» Problem to solve: Repeat each line exactly as it is written.

» Material for this task:
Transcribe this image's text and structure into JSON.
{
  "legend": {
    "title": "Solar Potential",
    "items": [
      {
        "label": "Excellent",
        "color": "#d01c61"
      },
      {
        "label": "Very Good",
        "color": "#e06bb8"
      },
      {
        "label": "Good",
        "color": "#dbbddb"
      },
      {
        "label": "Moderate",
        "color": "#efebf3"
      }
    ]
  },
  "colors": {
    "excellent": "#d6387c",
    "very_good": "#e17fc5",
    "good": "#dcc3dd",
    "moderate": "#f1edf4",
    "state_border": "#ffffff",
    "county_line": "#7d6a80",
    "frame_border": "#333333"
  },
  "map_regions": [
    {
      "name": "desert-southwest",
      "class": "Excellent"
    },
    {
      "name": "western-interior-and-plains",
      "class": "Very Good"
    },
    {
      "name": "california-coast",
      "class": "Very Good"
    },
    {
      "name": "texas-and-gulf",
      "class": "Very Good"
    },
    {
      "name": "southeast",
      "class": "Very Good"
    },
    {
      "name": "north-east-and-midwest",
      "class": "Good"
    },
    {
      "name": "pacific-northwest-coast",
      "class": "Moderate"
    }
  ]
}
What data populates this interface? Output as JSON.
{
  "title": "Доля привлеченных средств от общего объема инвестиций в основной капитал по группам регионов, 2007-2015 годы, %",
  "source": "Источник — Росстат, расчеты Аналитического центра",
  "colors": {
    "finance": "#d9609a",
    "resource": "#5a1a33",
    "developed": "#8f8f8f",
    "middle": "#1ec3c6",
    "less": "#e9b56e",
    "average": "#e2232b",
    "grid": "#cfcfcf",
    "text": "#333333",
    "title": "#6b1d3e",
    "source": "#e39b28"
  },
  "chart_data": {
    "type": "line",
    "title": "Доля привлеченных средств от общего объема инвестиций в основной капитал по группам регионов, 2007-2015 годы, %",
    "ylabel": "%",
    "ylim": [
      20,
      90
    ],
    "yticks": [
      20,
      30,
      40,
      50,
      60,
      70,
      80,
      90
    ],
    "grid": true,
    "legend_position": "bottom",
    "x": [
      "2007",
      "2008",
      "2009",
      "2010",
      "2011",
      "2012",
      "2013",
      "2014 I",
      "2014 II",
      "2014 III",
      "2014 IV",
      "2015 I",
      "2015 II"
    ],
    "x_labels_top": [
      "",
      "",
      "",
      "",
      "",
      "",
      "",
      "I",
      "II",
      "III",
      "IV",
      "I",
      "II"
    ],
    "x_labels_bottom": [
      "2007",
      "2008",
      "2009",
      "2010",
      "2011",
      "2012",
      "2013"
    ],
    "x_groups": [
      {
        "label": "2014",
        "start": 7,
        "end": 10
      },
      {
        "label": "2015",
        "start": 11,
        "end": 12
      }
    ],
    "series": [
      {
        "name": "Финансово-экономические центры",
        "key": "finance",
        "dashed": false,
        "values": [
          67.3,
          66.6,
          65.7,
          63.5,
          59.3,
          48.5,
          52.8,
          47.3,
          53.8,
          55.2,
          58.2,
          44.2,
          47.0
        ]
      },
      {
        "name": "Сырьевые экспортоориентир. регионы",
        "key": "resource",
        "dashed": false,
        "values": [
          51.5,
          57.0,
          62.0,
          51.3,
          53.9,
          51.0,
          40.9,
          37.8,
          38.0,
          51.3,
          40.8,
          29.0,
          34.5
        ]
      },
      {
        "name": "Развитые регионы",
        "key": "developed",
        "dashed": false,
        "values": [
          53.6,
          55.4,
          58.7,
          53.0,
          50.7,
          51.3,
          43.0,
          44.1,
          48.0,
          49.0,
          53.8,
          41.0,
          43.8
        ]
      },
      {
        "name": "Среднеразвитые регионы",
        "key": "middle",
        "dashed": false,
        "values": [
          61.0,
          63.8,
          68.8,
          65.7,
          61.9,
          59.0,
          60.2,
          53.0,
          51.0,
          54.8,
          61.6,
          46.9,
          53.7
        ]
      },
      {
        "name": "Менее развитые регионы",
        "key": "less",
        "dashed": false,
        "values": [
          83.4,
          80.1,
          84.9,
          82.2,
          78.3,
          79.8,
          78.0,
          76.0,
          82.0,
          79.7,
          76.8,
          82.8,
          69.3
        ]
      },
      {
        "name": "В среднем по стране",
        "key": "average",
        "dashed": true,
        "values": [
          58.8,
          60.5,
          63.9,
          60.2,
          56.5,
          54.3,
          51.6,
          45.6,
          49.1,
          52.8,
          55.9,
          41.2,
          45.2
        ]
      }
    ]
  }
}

» Solution below:
Transcribe this image's text and structure into JSON.
{
  "legend": {
    "title": "Solar Potential",
    "items": [
      {
        "label": "Excellent",
        "color": "#d01c61"
      },
      {
        "label": "Very Good",
        "color": "#e06bb8"
      },
      {
        "label": "Good",
        "color": "#dbbddb"
      },
      {
        "label": "Moderate",
        "color": "#efebf3"
      }
    ]
  },
  "colors": {
    "excellent": "#d6387c",
    "very_good": "#e17fc5",
    "good": "#dcc3dd",
    "moderate": "#f1edf4",
    "state_border": "#ffffff",
    "county_line": "#7d6a80",
    "frame_border": "#333333"
  },
  "map_regions": [
    {
      "name": "desert-southwest",
      "class": "Excellent"
    },
    {
      "name": "western-interior-and-plains",
      "class": "Very Good"
    },
    {
      "name": "california-coast",
      "class": "Very Good"
    },
    {
      "name": "texas-and-gulf",
      "class": "Very Good"
    },
    {
      "name": "southeast",
      "class": "Very Good"
    },
    {
      "name": "north-east-and-midwest",
      "class": "Good"
    },
    {
      "name": "pacific-northwest-coast",
      "class": "Moderate"
    }
  ]
}
What data populates this interface? Output as JSON.
{
  "title": "Доля привлеченных средств от общего объема инвестиций в основной капитал по группам регионов, 2007-2015 годы, %",
  "source": "Источник — Росстат, расчеты Аналитического центра",
  "colors": {
    "finance": "#d9609a",
    "resource": "#5a1a33",
    "developed": "#8f8f8f",
    "middle": "#1ec3c6",
    "less": "#e9b56e",
    "average": "#e2232b",
    "grid": "#cfcfcf",
    "text": "#333333",
    "title": "#6b1d3e",
    "source": "#e39b28"
  },
  "chart_data": {
    "type": "line",
    "title": "Доля привлеченных средств от общего объема инвестиций в основной капитал по группам регионов, 2007-2015 годы, %",
    "ylabel": "%",
    "ylim": [
      20,
      90
    ],
    "yticks": [
      20,
      30,
      40,
      50,
      60,
      70,
      80,
      90
    ],
    "grid": true,
    "legend_position": "bottom",
    "x": [
      "2007",
      "2008",
      "2009",
      "2010",
      "2011",
      "2012",
      "2013",
      "2014 I",
      "2014 II",
      "2014 III",
      "2014 IV",
      "2015 I",
      "2015 II"
    ],
    "x_labels_top": [
      "",
      "",
      "",
      "",
      "",
      "",
      "",
      "I",
      "II",
      "III",
      "IV",
      "I",
      "II"
    ],
    "x_labels_bottom": [
      "2007",
      "2008",
      "2009",
      "2010",
      "2011",
      "2012",
      "2013"
    ],
    "x_groups": [
      {
        "label": "2014",
        "start": 7,
        "end": 10
      },
      {
        "label": "2015",
        "start": 11,
        "end": 12
      }
    ],
    "series": [
      {
        "name": "Финансово-экономические центры",
        "key": "finance",
        "dashed": false,
        "values": [
          67.3,
          66.6,
          65.7,
          63.5,
          59.3,
          48.5,
          52.8,
          47.3,
          53.8,
          55.2,
          58.2,
          44.2,
          47.0
        ]
      },
      {
        "name": "Сырьевые экспортоориентир. регионы",
        "key": "resource",
        "dashed": false,
        "values": [
          51.5,
          57.0,
          62.0,
          51.3,
          53.9,
          51.0,
          40.9,
          37.8,
          38.0,
          51.3,
          40.8,
          29.0,
          34.5
        ]
      },
      {
        "name": "Развитые регионы",
        "key": "developed",
        "dashed": false,
        "values": [
          53.6,
          55.4,
          58.7,
          53.0,
          50.7,
          51.3,
          43.0,
          44.1,
          48.0,
          49.0,
          53.8,
          41.0,
          43.8
        ]
      },
      {
        "name": "Среднеразвитые регионы",
        "key": "middle",
        "dashed": false,
        "values": [
          61.0,
          63.8,
          68.8,
          65.7,
          61.9,
          59.0,
          60.2,
          53.0,
          51.0,
          54.8,
          61.6,
          46.9,
          53.7
        ]
      },
      {
        "name": "Менее развитые регионы",
        "key": "less",
        "dashed": false,
        "values": [
          83.4,
          80.1,
          84.9,
          82.2,
          78.3,
          79.8,
          78.0,
          76.0,
          82.0,
          79.7,
          76.8,
          82.8,
          69.3
        ]
      },
      {
        "name": "В среднем по стране",
        "key": "average",
        "dashed": true,
        "values": [
          58.8,
          60.5,
          63.9,
          60.2,
          56.5,
          54.3,
          51.6,
          45.6,
          49.1,
          52.8,
          55.9,
          41.2,
          45.2
        ]
      }
    ]
  }
}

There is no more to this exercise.